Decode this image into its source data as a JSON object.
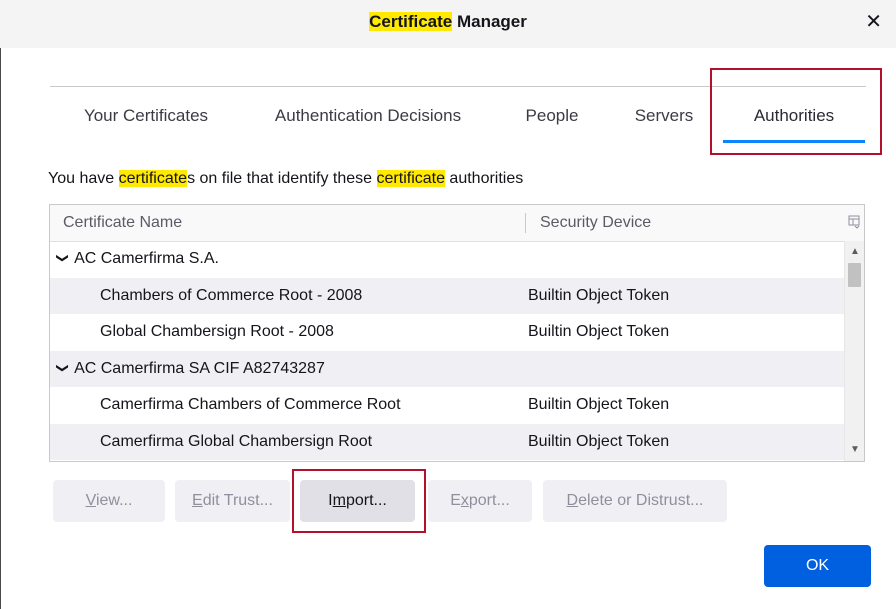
{
  "dialog": {
    "title_highlight": "Certificate",
    "title_rest": " Manager",
    "close_glyph": "✕"
  },
  "tabs": [
    {
      "label": "Your Certificates",
      "active": false
    },
    {
      "label": "Authentication Decisions",
      "active": false
    },
    {
      "label": "People",
      "active": false
    },
    {
      "label": "Servers",
      "active": false
    },
    {
      "label": "Authorities",
      "active": true
    }
  ],
  "description": {
    "part1": "You have ",
    "hl1": "certificate",
    "part2": "s on file that identify these ",
    "hl2": "certificate",
    "part3": " authorities"
  },
  "table": {
    "columns": [
      "Certificate Name",
      "Security Device"
    ],
    "rows": [
      {
        "type": "group",
        "name": "AC Camerfirma S.A.",
        "device": ""
      },
      {
        "type": "item",
        "name": "Chambers of Commerce Root - 2008",
        "device": "Builtin Object Token"
      },
      {
        "type": "item",
        "name": "Global Chambersign Root - 2008",
        "device": "Builtin Object Token"
      },
      {
        "type": "group",
        "name": "AC Camerfirma SA CIF A82743287",
        "device": ""
      },
      {
        "type": "item",
        "name": "Camerfirma Chambers of Commerce Root",
        "device": "Builtin Object Token"
      },
      {
        "type": "item",
        "name": "Camerfirma Global Chambersign Root",
        "device": "Builtin Object Token"
      }
    ]
  },
  "buttons": {
    "view": {
      "accel": "V",
      "rest": "iew..."
    },
    "edit_trust": {
      "accel": "E",
      "rest": "dit Trust..."
    },
    "import": {
      "pre": "I",
      "accel": "m",
      "rest": "port..."
    },
    "export": {
      "pre": "E",
      "accel": "x",
      "rest": "port..."
    },
    "delete": {
      "accel": "D",
      "rest": "elete or Distrust..."
    },
    "ok": "OK"
  },
  "colors": {
    "accent": "#0a84ff",
    "ok_button": "#0060df",
    "search_highlight": "#ffe900",
    "annotation_box": "#b2112b"
  }
}
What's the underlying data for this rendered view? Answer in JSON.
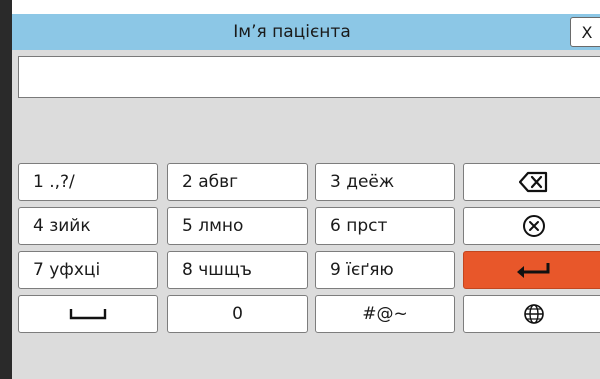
{
  "dialog": {
    "title": "Ім’я пацієнта",
    "close_label": "X"
  },
  "input": {
    "value": "",
    "placeholder": ""
  },
  "keys": {
    "row1": [
      "1  .,?/",
      "2  абвг",
      "3  деёж"
    ],
    "row2": [
      "4  зийк",
      "5  лмно",
      "6  прст"
    ],
    "row3": [
      "7  уфхці",
      "8  чшщъ",
      "9  їєґяю"
    ],
    "row4_zero": "0",
    "row4_symbols": "#@~"
  },
  "icons": {
    "backspace": "backspace-icon",
    "clear": "clear-circle-icon",
    "enter": "enter-arrow-icon",
    "space": "space-bar-icon",
    "language": "globe-icon"
  },
  "colors": {
    "titlebar": "#8cc7e6",
    "enter_key": "#e8572a"
  }
}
--------------------
→ **Instructions to follow**
In the entries above, identify every line with the word "Chambersign". Copy those lines.

→ **Full answer**
        "name": "Global Chambersign Root - 2008",
        "name": "Camerfirma Global Chambersign Root",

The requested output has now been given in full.